**Stated problem**:
Set down every entry word for word. Omit the pictures.

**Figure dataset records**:
- - - - -

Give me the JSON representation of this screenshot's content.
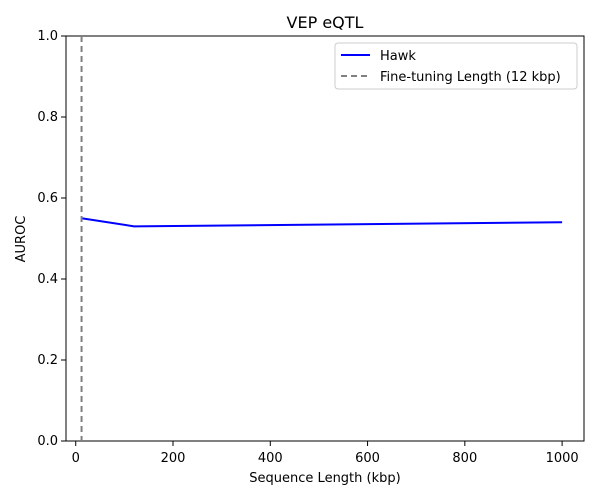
{
  "chart_data": {
    "type": "line",
    "title": "VEP eQTL",
    "xlabel": "Sequence Length (kbp)",
    "ylabel": "AUROC",
    "xlim": [
      -20,
      1045
    ],
    "ylim": [
      0.0,
      1.0
    ],
    "xticks": [
      0,
      200,
      400,
      600,
      800,
      1000
    ],
    "yticks": [
      0.0,
      0.2,
      0.4,
      0.6,
      0.8,
      1.0
    ],
    "xtick_labels": [
      "0",
      "200",
      "400",
      "600",
      "800",
      "1000"
    ],
    "ytick_labels": [
      "0.0",
      "0.2",
      "0.4",
      "0.6",
      "0.8",
      "1.0"
    ],
    "grid": false,
    "legend_position": "upper right",
    "series": [
      {
        "name": "Hawk",
        "x": [
          12,
          120,
          1000
        ],
        "y": [
          0.55,
          0.53,
          0.54
        ],
        "color": "#0000ff",
        "linestyle": "solid"
      }
    ],
    "reference_lines": [
      {
        "name": "Fine-tuning Length (12 kbp)",
        "orientation": "vertical",
        "x": 12,
        "color": "#808080",
        "linestyle": "dashed"
      }
    ]
  }
}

- - - - -

**Task output**:
Give me the JSON representation of this screenshot's content.
{
  "chart_data": {
    "type": "line",
    "title": "VEP eQTL",
    "xlabel": "Sequence Length (kbp)",
    "ylabel": "AUROC",
    "xlim": [
      -20,
      1045
    ],
    "ylim": [
      0.0,
      1.0
    ],
    "xticks": [
      0,
      200,
      400,
      600,
      800,
      1000
    ],
    "yticks": [
      0.0,
      0.2,
      0.4,
      0.6,
      0.8,
      1.0
    ],
    "xtick_labels": [
      "0",
      "200",
      "400",
      "600",
      "800",
      "1000"
    ],
    "ytick_labels": [
      "0.0",
      "0.2",
      "0.4",
      "0.6",
      "0.8",
      "1.0"
    ],
    "grid": false,
    "legend_position": "upper right",
    "series": [
      {
        "name": "Hawk",
        "x": [
          12,
          120,
          1000
        ],
        "y": [
          0.55,
          0.53,
          0.54
        ],
        "color": "#0000ff",
        "linestyle": "solid"
      }
    ],
    "reference_lines": [
      {
        "name": "Fine-tuning Length (12 kbp)",
        "orientation": "vertical",
        "x": 12,
        "color": "#808080",
        "linestyle": "dashed"
      }
    ]
  }
}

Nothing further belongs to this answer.